**Goal of the exercise**:
Extract each line of the data and write it out again exactly.

**The records**:
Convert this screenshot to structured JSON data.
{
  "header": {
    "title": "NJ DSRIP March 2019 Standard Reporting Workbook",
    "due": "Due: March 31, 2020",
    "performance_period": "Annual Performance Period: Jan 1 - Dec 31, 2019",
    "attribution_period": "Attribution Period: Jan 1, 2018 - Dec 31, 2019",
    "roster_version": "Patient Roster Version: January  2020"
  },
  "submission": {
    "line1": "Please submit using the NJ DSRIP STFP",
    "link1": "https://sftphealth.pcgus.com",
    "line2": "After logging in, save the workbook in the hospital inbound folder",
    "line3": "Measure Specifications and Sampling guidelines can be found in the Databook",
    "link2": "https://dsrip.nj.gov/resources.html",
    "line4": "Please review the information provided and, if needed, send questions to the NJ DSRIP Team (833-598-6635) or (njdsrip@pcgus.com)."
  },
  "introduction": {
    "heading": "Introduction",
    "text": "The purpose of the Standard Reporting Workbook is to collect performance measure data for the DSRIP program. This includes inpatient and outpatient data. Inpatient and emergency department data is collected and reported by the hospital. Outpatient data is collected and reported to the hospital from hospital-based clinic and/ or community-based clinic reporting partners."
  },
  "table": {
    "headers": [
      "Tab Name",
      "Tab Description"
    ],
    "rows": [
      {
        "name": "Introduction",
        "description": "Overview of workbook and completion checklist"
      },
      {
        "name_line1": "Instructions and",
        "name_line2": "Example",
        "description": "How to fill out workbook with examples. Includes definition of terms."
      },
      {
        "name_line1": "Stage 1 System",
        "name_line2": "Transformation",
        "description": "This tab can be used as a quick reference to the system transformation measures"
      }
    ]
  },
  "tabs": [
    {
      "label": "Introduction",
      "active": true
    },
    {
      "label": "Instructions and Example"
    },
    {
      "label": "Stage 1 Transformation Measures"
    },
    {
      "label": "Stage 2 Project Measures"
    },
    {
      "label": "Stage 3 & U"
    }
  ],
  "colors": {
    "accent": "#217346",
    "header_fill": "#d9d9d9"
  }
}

**Answer to the problem**:
Convert this screenshot to structured JSON data.
{
  "header": {
    "title": "NJ DSRIP March 2019 Standard Reporting Workbook",
    "due": "Due: March 31, 2020",
    "performance_period": "Annual Performance Period: Jan 1 - Dec 31, 2019",
    "attribution_period": "Attribution Period: Jan 1, 2018 - Dec 31, 2019",
    "roster_version": "Patient Roster Version: January  2020"
  },
  "submission": {
    "line1": "Please submit using the NJ DSRIP STFP",
    "link1": "https://sftphealth.pcgus.com",
    "line2": "After logging in, save the workbook in the hospital inbound folder",
    "line3": "Measure Specifications and Sampling guidelines can be found in the Databook",
    "link2": "https://dsrip.nj.gov/resources.html",
    "line4": "Please review the information provided and, if needed, send questions to the NJ DSRIP Team (833-598-6635) or (njdsrip@pcgus.com)."
  },
  "introduction": {
    "heading": "Introduction",
    "text": "The purpose of the Standard Reporting Workbook is to collect performance measure data for the DSRIP program. This includes inpatient and outpatient data. Inpatient and emergency department data is collected and reported by the hospital. Outpatient data is collected and reported to the hospital from hospital-based clinic and/ or community-based clinic reporting partners."
  },
  "table": {
    "headers": [
      "Tab Name",
      "Tab Description"
    ],
    "rows": [
      {
        "name": "Introduction",
        "description": "Overview of workbook and completion checklist"
      },
      {
        "name_line1": "Instructions and",
        "name_line2": "Example",
        "description": "How to fill out workbook with examples. Includes definition of terms."
      },
      {
        "name_line1": "Stage 1 System",
        "name_line2": "Transformation",
        "description": "This tab can be used as a quick reference to the system transformation measures"
      }
    ]
  },
  "tabs": [
    {
      "label": "Introduction",
      "active": true
    },
    {
      "label": "Instructions and Example"
    },
    {
      "label": "Stage 1 Transformation Measures"
    },
    {
      "label": "Stage 2 Project Measures"
    },
    {
      "label": "Stage 3 & U"
    }
  ],
  "colors": {
    "accent": "#217346",
    "header_fill": "#d9d9d9"
  }
}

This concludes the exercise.